** Start Dataset rows **
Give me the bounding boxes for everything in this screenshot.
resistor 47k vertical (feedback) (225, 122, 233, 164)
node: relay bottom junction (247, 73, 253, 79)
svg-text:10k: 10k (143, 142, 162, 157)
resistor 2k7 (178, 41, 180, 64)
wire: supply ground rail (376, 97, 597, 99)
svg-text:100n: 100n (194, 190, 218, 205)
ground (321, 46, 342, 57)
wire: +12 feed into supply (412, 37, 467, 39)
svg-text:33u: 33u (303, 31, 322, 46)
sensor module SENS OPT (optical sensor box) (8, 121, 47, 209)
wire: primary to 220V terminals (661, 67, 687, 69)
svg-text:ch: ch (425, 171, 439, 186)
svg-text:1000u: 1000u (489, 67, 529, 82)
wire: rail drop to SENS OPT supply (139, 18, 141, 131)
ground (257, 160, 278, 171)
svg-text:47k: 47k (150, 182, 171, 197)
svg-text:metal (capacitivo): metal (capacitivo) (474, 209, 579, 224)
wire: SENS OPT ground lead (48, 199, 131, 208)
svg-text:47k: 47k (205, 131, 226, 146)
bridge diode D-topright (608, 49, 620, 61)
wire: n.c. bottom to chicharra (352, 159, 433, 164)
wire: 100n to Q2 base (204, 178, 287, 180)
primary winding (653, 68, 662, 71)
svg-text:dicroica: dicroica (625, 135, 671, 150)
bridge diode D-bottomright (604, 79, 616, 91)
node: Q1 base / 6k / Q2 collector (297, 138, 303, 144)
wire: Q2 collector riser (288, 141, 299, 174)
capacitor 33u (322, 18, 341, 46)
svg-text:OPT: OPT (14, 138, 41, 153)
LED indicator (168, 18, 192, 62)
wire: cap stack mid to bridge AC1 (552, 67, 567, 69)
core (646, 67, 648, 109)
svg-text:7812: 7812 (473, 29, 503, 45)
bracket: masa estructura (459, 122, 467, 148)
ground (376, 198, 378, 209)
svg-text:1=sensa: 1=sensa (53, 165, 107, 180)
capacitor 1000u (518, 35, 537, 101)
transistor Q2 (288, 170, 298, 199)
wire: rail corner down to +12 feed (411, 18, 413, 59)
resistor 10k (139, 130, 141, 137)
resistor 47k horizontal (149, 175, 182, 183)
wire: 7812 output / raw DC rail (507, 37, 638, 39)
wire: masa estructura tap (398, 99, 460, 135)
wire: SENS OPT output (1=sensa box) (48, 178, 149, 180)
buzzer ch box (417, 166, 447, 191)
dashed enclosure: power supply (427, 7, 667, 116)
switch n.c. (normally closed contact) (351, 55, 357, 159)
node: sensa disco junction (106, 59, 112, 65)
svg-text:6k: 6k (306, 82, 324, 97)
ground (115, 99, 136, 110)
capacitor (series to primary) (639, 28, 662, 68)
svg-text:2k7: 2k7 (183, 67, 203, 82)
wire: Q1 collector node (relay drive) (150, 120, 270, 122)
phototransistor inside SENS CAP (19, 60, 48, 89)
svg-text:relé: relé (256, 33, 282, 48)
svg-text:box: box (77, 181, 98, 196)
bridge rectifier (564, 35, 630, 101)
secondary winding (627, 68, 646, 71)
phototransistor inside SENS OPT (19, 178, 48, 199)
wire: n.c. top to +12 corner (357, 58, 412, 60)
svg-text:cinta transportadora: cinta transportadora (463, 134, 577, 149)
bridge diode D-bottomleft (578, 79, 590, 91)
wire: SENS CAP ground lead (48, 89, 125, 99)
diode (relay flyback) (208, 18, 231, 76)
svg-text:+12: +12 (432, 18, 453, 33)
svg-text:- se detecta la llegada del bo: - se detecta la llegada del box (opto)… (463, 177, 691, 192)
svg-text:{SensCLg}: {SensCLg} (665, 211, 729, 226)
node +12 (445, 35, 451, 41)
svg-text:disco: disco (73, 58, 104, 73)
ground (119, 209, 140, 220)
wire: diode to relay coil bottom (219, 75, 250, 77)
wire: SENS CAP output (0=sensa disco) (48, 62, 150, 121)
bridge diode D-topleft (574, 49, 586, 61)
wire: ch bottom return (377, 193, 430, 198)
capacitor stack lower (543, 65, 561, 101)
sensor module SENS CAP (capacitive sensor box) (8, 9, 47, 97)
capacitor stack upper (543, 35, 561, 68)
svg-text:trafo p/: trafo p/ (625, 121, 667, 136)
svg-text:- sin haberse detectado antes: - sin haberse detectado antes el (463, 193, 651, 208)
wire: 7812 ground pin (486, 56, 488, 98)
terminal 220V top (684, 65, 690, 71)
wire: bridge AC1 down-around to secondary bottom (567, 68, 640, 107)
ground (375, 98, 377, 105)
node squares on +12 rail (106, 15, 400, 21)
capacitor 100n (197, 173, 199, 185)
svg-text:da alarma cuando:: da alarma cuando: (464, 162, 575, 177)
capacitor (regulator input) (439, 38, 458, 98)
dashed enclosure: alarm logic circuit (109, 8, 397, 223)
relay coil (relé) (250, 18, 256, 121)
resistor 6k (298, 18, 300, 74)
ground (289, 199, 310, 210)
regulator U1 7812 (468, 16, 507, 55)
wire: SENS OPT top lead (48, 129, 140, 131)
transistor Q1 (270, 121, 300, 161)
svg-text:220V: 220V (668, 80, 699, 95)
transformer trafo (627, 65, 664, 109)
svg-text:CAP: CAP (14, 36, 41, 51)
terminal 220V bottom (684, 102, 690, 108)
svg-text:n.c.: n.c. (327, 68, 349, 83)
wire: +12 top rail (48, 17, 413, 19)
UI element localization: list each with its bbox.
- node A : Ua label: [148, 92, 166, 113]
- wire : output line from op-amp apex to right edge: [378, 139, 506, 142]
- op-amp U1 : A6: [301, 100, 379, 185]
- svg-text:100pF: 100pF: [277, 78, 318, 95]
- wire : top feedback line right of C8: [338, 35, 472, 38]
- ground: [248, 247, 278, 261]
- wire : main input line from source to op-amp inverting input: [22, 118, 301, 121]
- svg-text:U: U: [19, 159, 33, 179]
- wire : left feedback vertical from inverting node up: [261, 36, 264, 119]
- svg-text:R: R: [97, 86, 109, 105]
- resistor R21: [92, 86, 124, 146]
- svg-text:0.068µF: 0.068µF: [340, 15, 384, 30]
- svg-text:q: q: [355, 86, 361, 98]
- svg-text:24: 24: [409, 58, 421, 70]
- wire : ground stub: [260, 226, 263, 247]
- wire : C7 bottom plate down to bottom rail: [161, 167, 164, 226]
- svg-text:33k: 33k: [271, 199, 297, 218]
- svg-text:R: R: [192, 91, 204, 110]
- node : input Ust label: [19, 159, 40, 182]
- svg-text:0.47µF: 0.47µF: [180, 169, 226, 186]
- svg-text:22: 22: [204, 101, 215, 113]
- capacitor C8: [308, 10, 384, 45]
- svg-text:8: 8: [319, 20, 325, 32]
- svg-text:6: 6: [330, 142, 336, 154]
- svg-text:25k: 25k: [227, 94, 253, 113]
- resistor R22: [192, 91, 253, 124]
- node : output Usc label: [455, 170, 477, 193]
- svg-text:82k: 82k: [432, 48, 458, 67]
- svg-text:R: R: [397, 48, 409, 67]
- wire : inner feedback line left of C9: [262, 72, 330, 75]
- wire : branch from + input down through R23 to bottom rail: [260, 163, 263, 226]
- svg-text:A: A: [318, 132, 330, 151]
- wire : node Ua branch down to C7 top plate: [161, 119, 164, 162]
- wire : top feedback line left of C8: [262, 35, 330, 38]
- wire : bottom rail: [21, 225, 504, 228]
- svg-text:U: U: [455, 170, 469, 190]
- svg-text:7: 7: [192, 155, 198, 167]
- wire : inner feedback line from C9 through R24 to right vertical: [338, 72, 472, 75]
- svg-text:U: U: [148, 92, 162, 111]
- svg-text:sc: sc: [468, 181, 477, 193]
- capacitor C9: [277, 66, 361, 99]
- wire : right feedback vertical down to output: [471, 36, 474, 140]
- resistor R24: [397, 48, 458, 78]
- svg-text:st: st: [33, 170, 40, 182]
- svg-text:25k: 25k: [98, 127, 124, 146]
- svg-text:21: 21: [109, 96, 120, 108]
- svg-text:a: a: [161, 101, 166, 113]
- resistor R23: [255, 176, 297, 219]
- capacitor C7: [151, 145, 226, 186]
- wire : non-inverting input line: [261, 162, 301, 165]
** End Dataset rows **
▸ Aim
Put every line from the first line above through the line containing "ground (257, 160, 278, 171)" into a JSON list of strings, one string per line, omitting blank lines.

▸ Response to the exercise
[
  "Give me the bounding boxes for everything in this screenshot.",
  "resistor 47k vertical (feedback) (225, 122, 233, 164)",
  "node: relay bottom junction (247, 73, 253, 79)",
  "svg-text:10k: 10k (143, 142, 162, 157)",
  "resistor 2k7 (178, 41, 180, 64)",
  "wire: supply ground rail (376, 97, 597, 99)",
  "svg-text:100n: 100n (194, 190, 218, 205)",
  "ground (321, 46, 342, 57)",
  "wire: +12 feed into supply (412, 37, 467, 39)",
  "svg-text:33u: 33u (303, 31, 322, 46)",
  "sensor module SENS OPT (optical sensor box) (8, 121, 47, 209)",
  "wire: primary to 220V terminals (661, 67, 687, 69)",
  "svg-text:ch: ch (425, 171, 439, 186)",
  "svg-text:1000u: 1000u (489, 67, 529, 82)",
  "wire: rail drop to SENS OPT supply (139, 18, 141, 131)",
  "ground (257, 160, 278, 171)"
]